"""

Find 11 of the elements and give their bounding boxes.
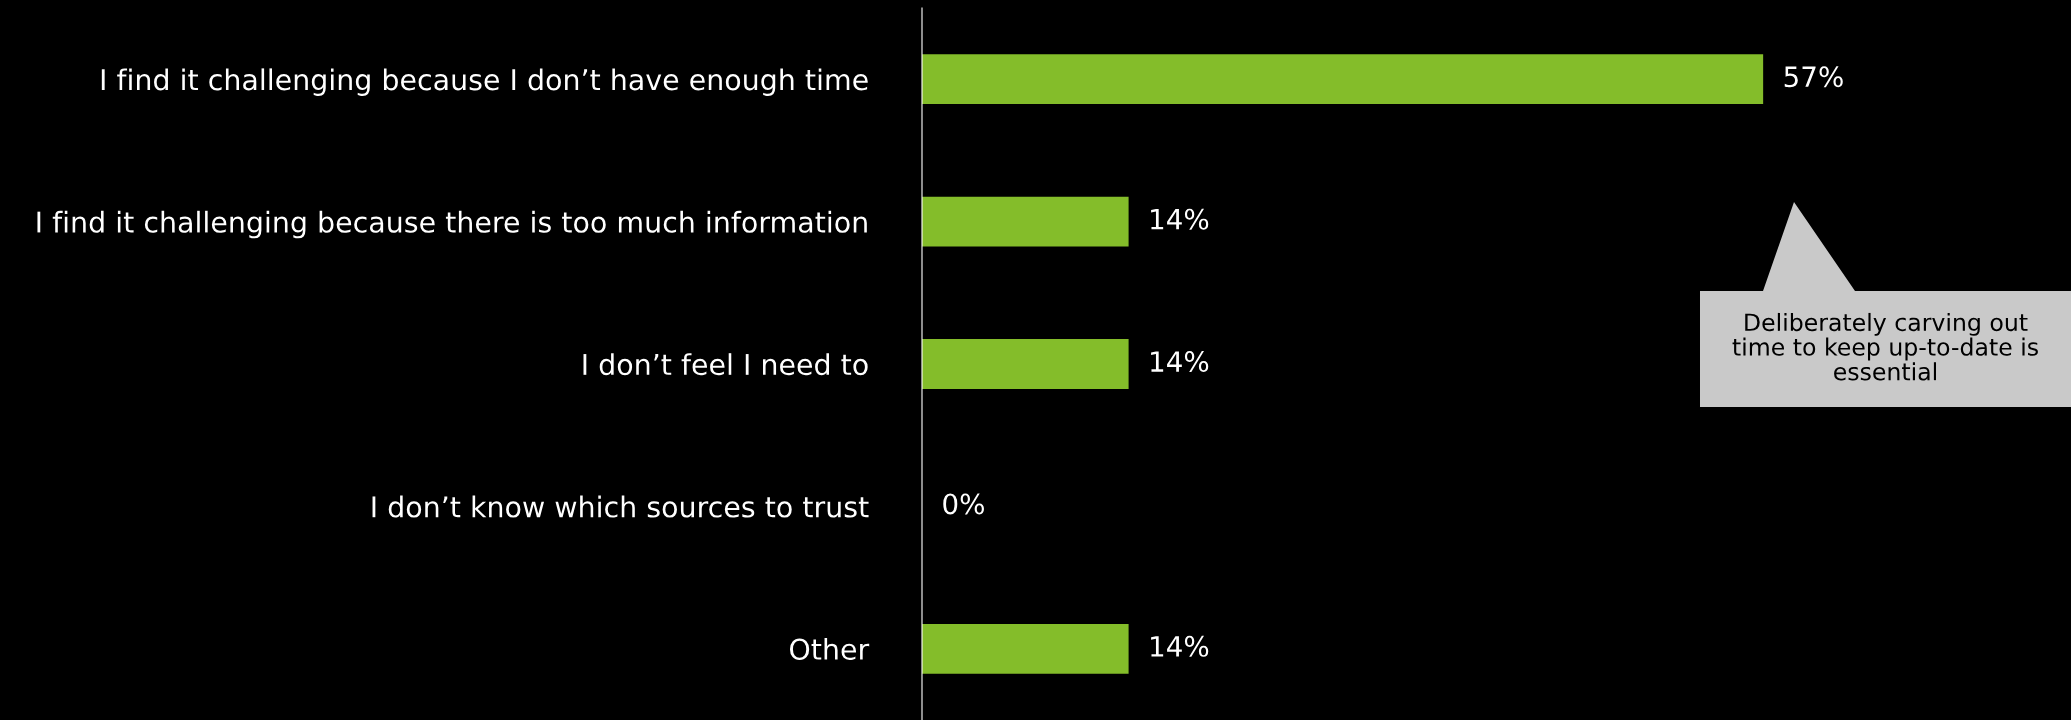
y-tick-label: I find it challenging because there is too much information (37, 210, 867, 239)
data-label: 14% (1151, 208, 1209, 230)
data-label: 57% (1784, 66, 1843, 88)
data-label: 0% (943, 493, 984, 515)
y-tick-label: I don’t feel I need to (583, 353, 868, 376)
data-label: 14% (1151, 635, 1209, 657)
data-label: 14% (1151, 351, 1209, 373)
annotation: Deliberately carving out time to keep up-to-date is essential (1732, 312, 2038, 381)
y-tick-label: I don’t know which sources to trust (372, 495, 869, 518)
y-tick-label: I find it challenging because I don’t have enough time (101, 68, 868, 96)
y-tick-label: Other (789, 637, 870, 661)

"""
"""

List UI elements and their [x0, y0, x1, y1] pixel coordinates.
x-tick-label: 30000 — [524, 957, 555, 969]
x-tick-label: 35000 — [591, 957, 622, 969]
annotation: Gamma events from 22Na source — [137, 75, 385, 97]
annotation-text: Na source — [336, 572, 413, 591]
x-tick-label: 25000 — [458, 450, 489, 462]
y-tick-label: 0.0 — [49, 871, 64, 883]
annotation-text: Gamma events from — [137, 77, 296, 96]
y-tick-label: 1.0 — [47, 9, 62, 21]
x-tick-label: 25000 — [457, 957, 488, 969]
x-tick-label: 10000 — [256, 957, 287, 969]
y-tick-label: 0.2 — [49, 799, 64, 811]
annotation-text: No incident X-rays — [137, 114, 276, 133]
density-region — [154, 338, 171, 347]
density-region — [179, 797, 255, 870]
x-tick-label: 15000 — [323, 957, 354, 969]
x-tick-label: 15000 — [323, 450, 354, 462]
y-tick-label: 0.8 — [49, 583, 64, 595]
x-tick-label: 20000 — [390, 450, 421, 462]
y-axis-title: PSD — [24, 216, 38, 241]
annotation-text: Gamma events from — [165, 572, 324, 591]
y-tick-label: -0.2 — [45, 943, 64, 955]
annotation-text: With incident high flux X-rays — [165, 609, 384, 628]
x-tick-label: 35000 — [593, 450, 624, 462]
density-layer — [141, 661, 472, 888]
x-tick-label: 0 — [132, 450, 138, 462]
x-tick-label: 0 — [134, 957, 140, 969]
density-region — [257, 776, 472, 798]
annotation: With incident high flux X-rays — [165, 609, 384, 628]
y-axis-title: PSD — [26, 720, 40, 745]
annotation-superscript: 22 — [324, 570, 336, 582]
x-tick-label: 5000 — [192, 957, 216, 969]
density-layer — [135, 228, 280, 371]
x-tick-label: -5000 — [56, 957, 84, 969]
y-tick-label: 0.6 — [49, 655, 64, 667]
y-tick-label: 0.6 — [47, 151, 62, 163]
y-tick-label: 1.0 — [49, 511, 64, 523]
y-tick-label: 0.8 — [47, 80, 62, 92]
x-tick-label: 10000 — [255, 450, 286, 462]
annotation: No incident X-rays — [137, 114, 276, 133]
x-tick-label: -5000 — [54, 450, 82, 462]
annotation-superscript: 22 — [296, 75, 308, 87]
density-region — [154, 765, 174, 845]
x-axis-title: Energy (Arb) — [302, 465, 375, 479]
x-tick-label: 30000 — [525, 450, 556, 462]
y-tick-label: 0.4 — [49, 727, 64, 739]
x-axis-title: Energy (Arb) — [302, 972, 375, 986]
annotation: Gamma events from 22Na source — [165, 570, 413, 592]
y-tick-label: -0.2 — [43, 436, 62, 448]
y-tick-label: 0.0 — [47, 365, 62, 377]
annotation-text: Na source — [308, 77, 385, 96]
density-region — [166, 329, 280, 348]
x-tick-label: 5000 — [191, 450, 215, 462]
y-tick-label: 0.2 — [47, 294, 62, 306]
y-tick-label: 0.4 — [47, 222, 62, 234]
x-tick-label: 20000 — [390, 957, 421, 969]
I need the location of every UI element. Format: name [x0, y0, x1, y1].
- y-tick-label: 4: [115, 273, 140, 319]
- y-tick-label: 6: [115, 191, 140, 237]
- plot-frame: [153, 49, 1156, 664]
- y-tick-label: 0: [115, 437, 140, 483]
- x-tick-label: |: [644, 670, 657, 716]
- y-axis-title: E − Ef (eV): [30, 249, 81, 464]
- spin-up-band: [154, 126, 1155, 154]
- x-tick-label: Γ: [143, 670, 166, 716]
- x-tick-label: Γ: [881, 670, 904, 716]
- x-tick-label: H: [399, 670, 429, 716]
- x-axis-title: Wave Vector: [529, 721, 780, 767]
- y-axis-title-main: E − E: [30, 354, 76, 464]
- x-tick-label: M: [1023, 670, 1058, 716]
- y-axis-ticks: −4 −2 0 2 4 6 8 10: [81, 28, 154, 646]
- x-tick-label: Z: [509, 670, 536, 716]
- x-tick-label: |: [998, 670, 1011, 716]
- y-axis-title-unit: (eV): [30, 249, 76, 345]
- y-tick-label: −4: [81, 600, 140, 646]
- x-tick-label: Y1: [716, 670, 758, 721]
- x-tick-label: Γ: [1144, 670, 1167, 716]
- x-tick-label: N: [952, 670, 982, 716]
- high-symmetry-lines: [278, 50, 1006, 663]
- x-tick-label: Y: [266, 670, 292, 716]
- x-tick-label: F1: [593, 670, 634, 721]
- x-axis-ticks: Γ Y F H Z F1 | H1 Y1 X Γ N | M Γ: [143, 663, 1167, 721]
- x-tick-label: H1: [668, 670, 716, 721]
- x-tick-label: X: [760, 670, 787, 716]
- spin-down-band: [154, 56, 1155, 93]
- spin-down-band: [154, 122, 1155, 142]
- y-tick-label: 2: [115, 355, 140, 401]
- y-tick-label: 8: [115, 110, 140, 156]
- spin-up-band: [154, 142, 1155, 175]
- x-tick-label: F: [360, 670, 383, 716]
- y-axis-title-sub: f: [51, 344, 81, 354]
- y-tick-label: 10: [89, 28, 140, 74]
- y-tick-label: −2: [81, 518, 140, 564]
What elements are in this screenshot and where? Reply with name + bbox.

"""

*Work to complete*:
Rewrite the entries as a numbered list, starting at the line that contains "Find 11 of the" and ending at the line that contains "y-tick-label: Other (789, 637, 870, 661)". Skip blank lines and leave out the pictures.

*Task answer*:
1. Find 11 of the elements and give their bounding boxes.
2. y-tick-label: I find it challenging because there is too much information (37, 210, 867, 239)
3. data-label: 14% (1151, 208, 1209, 230)
4. data-label: 57% (1784, 66, 1843, 88)
5. data-label: 0% (943, 493, 984, 515)
6. y-tick-label: I don’t feel I need to (583, 353, 868, 376)
7. data-label: 14% (1151, 635, 1209, 657)
8. data-label: 14% (1151, 351, 1209, 373)
9. annotation: Deliberately carving out time to keep up-to-date is essential (1732, 312, 2038, 381)
10. y-tick-label: I don’t know which sources to trust (372, 495, 869, 518)
11. y-tick-label: I find it challenging because I don’t have enough time (101, 68, 868, 96)
12. y-tick-label: Other (789, 637, 870, 661)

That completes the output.